• Exercise description:
Identify the line that contains "Transcribe the text in this document." in the material. Output it and every line after it, unchanged, through the end.

• Data for the task:
- - -
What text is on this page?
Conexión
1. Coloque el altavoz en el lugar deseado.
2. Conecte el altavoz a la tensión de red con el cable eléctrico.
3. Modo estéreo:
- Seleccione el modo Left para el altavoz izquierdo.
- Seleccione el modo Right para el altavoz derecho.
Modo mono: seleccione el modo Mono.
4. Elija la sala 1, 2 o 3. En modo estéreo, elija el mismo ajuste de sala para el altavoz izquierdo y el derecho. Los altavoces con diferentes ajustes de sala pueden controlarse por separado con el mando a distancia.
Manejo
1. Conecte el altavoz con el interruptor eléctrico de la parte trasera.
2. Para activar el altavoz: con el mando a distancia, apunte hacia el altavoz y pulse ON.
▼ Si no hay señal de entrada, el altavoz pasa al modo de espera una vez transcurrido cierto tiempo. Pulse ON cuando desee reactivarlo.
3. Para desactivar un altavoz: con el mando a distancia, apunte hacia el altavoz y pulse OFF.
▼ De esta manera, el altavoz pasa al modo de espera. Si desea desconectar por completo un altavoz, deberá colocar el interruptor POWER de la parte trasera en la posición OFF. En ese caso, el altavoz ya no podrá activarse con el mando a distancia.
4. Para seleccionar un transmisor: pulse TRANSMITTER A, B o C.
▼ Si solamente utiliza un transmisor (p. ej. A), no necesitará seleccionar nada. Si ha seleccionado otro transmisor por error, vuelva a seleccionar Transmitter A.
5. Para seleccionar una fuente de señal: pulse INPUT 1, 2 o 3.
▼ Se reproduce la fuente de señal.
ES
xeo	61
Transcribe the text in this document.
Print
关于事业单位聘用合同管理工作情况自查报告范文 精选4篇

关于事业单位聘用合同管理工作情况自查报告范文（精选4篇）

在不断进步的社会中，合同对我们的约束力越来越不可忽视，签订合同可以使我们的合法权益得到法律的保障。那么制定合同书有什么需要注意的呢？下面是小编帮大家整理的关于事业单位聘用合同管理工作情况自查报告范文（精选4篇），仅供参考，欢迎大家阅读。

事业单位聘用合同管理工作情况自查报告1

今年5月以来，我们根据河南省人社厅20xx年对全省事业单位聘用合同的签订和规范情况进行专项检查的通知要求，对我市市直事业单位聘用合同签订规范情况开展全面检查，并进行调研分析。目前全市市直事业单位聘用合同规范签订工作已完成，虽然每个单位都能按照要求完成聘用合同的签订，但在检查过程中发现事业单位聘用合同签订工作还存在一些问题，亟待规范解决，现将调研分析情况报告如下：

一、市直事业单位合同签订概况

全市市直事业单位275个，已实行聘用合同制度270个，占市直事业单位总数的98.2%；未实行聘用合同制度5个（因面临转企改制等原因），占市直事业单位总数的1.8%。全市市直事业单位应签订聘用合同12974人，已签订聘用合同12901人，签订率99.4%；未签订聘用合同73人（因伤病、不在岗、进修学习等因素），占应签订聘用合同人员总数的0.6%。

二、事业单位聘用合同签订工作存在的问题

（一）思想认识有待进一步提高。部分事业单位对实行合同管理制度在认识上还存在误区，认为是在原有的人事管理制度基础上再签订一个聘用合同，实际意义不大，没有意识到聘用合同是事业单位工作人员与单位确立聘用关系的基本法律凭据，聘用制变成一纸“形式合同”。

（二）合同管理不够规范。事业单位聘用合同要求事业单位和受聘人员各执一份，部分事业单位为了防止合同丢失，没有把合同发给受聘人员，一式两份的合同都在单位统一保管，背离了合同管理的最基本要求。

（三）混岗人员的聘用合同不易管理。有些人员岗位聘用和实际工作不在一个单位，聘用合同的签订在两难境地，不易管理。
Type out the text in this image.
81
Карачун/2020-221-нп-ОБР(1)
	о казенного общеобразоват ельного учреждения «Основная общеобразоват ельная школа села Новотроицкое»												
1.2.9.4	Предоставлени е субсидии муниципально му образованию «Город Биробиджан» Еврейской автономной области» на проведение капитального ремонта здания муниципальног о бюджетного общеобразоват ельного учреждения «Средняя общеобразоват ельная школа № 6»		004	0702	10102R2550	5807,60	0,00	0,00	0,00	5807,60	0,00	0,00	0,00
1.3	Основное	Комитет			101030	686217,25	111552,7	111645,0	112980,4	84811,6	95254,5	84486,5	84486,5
- - -
• Answer to this problem:
Transcribe the text in this document.
Print
关于事业单位聘用合同管理工作情况自查报告范文 精选4篇

关于事业单位聘用合同管理工作情况自查报告范文（精选4篇）

在不断进步的社会中，合同对我们的约束力越来越不可忽视，签订合同可以使我们的合法权益得到法律的保障。那么制定合同书有什么需要注意的呢？下面是小编帮大家整理的关于事业单位聘用合同管理工作情况自查报告范文（精选4篇），仅供参考，欢迎大家阅读。

事业单位聘用合同管理工作情况自查报告1

今年5月以来，我们根据河南省人社厅20xx年对全省事业单位聘用合同的签订和规范情况进行专项检查的通知要求，对我市市直事业单位聘用合同签订规范情况开展全面检查，并进行调研分析。目前全市市直事业单位聘用合同规范签订工作已完成，虽然每个单位都能按照要求完成聘用合同的签订，但在检查过程中发现事业单位聘用合同签订工作还存在一些问题，亟待规范解决，现将调研分析情况报告如下：

一、市直事业单位合同签订概况

全市市直事业单位275个，已实行聘用合同制度270个，占市直事业单位总数的98.2%；未实行聘用合同制度5个（因面临转企改制等原因），占市直事业单位总数的1.8%。全市市直事业单位应签订聘用合同12974人，已签订聘用合同12901人，签订率99.4%；未签订聘用合同73人（因伤病、不在岗、进修学习等因素），占应签订聘用合同人员总数的0.6%。

二、事业单位聘用合同签订工作存在的问题

（一）思想认识有待进一步提高。部分事业单位对实行合同管理制度在认识上还存在误区，认为是在原有的人事管理制度基础上再签订一个聘用合同，实际意义不大，没有意识到聘用合同是事业单位工作人员与单位确立聘用关系的基本法律凭据，聘用制变成一纸“形式合同”。

（二）合同管理不够规范。事业单位聘用合同要求事业单位和受聘人员各执一份，部分事业单位为了防止合同丢失，没有把合同发给受聘人员，一式两份的合同都在单位统一保管，背离了合同管理的最基本要求。

（三）混岗人员的聘用合同不易管理。有些人员岗位聘用和实际工作不在一个单位，聘用合同的签订在两难境地，不易管理。
Type out the text in this image.
81
Карачун/2020-221-нп-ОБР(1)
	о казенного общеобразоват ельного учреждения «Основная общеобразоват ельная школа села Новотроицкое»												
1.2.9.4	Предоставлени е субсидии муниципально му образованию «Город Биробиджан» Еврейской автономной области» на проведение капитального ремонта здания муниципальног о бюджетного общеобразоват ельного учреждения «Средняя общеобразоват ельная школа № 6»		004	0702	10102R2550	5807,60	0,00	0,00	0,00	5807,60	0,00	0,00	0,00
1.3	Основное	Комитет			101030	686217,25	111552,7	111645,0	112980,4	84811,6	95254,5	84486,5	84486,5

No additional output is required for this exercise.